説明

鋼管型サポートとその支持方法

【課題】軽量化を図って作業効率・安全性を確保し、強固さも得ることができる鋼管型サポートとその支持方法球を提供する。
【解決手段】円形基台とこの円形基台を収納する内径の大きさの外管とこの外管の内部に収納される内管とから構成し、外管は内側にネジを切り、内管は外管の内部のネジと螺合するネジを外側に切り、ネジの直上側面に開口部を有し、最上部を上部プレートで覆って成る鋼管型サポートを仮受杭と仮受構造物の間に設置し、開口部を介して油圧ジャッキを鋼管型サポート内部に設置し、加圧することで外管と内管とを持ち上げ、持ち上がった量だけ外管を廻して下方向に下げて締め付け、その後、油圧ジャッキの荷重を開放し、油圧ジャッキを撤去し、鋼管型サポートのみに仮受構造物の荷重を伝達させる。

【発明の詳細な説明】
【技術分野】
【0001】
本発明は、既存建物のアンダーピニング工事や免震工事における建物の支持のための装置とそれを用いた支持方法に関するものである。
【背景技術】
【0002】
〈従来のアンダーピニング工事〉
構造物(建物)を構築するに当っては、図8(1)のように、地中に多数の基礎杭42、42を先端が岩盤等の支持層に達するまで打ち込み、その上に基礎を設けて構造物40を作るのであるが、これらの基礎杭42が支持層に達していなかった場合は基礎杭42の先端が支持層上に安定するまで沈下するので構造物40も基礎杭42と共に沈下することとなる。
このように沈下した構造物40を元の状態に戻すには、従来は次のようにしていた。
まず、図8(2)に示すように構造物40の基礎下面に当る部分の土を掘り出して基礎杭42の上部を露出させて作業員が作業できる空間を確保する。
次に、図8(3)に示すように構造物40の基礎下面に当っている基礎杭42、42の上端部分を切除する。

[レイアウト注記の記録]

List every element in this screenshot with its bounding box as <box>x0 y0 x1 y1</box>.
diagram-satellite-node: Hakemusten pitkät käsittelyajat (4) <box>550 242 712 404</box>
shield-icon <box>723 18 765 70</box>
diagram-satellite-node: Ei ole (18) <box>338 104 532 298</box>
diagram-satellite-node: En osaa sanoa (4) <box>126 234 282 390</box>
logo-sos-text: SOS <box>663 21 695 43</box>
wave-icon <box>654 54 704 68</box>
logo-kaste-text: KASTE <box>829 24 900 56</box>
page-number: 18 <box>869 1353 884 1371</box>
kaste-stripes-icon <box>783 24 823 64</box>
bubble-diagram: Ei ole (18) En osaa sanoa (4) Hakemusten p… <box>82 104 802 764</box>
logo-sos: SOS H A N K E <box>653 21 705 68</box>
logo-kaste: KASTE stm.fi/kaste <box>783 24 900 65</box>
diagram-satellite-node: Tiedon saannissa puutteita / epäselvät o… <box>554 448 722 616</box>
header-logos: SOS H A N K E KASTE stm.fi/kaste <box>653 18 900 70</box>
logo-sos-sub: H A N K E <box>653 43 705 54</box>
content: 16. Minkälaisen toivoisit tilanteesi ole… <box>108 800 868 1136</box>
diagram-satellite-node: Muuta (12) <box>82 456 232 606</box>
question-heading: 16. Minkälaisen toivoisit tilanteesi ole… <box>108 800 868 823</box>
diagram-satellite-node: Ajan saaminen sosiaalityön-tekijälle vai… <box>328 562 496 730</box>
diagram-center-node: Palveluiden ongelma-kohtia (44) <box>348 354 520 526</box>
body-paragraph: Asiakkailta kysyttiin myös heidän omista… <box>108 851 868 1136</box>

▶ 作業内容
上の提示文のうち、「このように沈下した構造物40を元の状態に戻すには、従来は次のようにしていた。」を含む語句で始まり「る基礎杭42、42の上端部分を切除する。」で終わる部分を、一字も変えずに書き写してください。

▶ 結果
このように沈下した構造物40を元の状態に戻すには、従来は次のようにしていた。
まず、図8(2)に示すように構造物40の基礎下面に当る部分の土を掘り出して基礎杭42の上部を露出させて作業員が作業できる空間を確保する。
次に、図8(3)に示すように構造物40の基礎下面に当っている基礎杭42、42の上端部分を切除する。